Text to read

Table of Contents
Part 1
Entries
September 5th, 2011
Wow! I'm a little late with getting started with my opus but I have started now and I will soon get all caught up. I'm actually entering this addition to my opus on September 19th but I did this work earlier this month. The first thing I did for this class was join the class irc. I first had to start a screen session
lab46:~$ screen
After that I had to connect to the server
lab46:~$ irssi [(status)] /server irc
I then had to join the Data Structures channel
[(status)]/join #data
Bam! Success… I can now happily discuss a numerous amount of topics ranging from linked lists to zombies with my fellow classmates. Can life get better? I submit that it cannot!
September 18th, 2011
After checking my class the class irc I discovered that I completely forgot to sign up to the class mailing list. I promptly fixed this by sending a request to join the class mailing list herehttp://lab46.corning-cc.edu/mailman/listinfo/data. After receiving the email I replied with the confirmation code to complete this task.
September 27th, 2011
Another day of programming, another day of fun. Today and yesterday I've been busting out keywords and the course objective. I've come across a lot of topics that have been incredibly informative. In my use of linked lists for my project I've needed an understanding of everything from pointers to memory allocation to structs. I currently have a successful programs that implements different functions that manipulate linked lists. The only function that I do not currently have working is the copy() function that is supposed to make an exact copy of a given linked list. I'm working on it now and will hopefully have a solution by the end of the month. I am also working on error handling in my functions.

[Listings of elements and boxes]
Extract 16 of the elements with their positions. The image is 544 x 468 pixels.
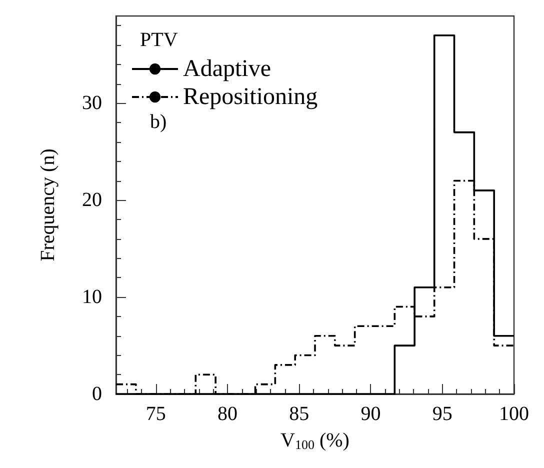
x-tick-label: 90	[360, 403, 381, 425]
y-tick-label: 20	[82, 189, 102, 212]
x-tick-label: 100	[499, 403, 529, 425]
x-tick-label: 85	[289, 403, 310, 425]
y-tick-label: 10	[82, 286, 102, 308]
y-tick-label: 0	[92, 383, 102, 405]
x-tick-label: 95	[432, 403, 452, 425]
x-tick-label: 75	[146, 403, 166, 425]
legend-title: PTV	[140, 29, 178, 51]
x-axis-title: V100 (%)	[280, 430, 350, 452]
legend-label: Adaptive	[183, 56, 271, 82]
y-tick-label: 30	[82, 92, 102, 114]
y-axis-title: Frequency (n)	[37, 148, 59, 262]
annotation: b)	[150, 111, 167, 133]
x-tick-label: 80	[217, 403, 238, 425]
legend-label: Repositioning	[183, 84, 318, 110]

* * *

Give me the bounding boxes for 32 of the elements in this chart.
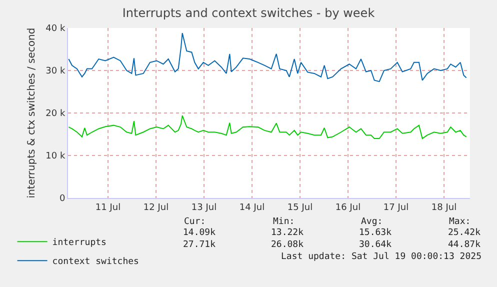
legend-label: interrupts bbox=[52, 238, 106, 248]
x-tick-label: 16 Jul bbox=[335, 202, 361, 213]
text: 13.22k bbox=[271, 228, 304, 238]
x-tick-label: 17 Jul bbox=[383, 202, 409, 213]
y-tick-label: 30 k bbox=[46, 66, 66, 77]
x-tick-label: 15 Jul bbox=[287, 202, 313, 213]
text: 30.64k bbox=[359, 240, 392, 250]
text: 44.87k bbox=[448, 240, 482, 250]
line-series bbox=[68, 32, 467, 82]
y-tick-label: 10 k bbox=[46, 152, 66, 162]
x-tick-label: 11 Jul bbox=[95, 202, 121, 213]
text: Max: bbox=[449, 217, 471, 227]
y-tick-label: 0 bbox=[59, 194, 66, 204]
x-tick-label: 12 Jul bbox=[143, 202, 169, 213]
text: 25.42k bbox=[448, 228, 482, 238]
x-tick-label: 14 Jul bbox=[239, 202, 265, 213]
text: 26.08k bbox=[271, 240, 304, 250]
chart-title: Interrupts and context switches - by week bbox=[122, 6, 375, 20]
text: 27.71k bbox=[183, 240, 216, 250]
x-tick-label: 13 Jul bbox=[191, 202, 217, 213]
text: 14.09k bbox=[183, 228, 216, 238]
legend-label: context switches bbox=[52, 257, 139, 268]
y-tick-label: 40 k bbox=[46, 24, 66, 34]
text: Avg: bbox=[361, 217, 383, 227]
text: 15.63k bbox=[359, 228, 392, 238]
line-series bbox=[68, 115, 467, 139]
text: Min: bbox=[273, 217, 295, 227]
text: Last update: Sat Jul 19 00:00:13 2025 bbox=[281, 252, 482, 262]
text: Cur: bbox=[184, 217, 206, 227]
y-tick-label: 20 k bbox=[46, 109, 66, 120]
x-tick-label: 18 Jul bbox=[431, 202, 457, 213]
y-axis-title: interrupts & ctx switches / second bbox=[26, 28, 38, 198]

Exercise details
Copy the course journal from "September 18th, 2011" up to and including "complete this task.". Rely on the course journal alone.

Complete output
September 18th, 2011
After checking my class the class irc I discovered that I completely forgot to sign up to the class mailing list. I promptly fixed this by sending a request to join the class mailing list herehttp://lab46.corning-cc.edu/mailman/listinfo/data. After receiving the email I replied with the confirmation code to complete this task.